>> begin TASK DATA

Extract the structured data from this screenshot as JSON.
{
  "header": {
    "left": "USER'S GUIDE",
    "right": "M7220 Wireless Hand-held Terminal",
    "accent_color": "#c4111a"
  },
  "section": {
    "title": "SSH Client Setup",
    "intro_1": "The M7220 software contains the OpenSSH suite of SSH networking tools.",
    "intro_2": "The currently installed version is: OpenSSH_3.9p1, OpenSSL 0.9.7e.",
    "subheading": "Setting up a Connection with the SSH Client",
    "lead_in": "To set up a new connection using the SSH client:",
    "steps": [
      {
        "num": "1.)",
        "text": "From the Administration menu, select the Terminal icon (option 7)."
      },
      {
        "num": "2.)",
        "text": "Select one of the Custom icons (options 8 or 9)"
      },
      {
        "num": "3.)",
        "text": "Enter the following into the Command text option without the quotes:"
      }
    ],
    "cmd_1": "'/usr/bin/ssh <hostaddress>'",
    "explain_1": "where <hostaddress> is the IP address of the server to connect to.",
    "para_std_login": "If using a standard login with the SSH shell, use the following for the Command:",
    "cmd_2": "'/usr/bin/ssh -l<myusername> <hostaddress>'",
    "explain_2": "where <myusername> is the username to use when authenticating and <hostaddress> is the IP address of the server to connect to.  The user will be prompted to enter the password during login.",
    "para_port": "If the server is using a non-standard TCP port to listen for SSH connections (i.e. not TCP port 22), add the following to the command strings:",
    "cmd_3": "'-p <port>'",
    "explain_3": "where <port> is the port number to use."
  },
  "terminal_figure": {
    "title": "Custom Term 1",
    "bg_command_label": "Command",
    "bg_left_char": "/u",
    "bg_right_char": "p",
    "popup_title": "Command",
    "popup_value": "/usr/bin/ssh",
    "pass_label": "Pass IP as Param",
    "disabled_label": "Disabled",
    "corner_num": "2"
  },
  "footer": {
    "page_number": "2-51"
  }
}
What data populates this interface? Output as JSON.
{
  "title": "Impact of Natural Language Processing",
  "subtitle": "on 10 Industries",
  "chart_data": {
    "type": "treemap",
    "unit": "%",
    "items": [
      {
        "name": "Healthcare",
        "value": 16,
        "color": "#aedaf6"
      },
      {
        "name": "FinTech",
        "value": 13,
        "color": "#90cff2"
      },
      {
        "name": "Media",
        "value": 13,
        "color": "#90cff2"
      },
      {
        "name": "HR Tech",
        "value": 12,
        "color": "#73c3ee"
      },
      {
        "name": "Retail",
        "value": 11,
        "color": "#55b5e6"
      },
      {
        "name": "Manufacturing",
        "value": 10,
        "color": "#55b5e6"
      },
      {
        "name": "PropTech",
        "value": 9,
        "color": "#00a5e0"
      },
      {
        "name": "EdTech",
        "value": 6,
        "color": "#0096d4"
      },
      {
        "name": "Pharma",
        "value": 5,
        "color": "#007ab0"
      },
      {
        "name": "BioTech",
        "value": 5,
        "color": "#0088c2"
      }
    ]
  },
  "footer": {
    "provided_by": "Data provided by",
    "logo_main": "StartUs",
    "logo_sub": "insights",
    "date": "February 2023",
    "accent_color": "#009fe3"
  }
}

>> end TASK DATA

# TASK PROMPT
Your answer should be a single number: the count of lines in the entries that contain the word "hostaddress".

# TASK SOLUTION
4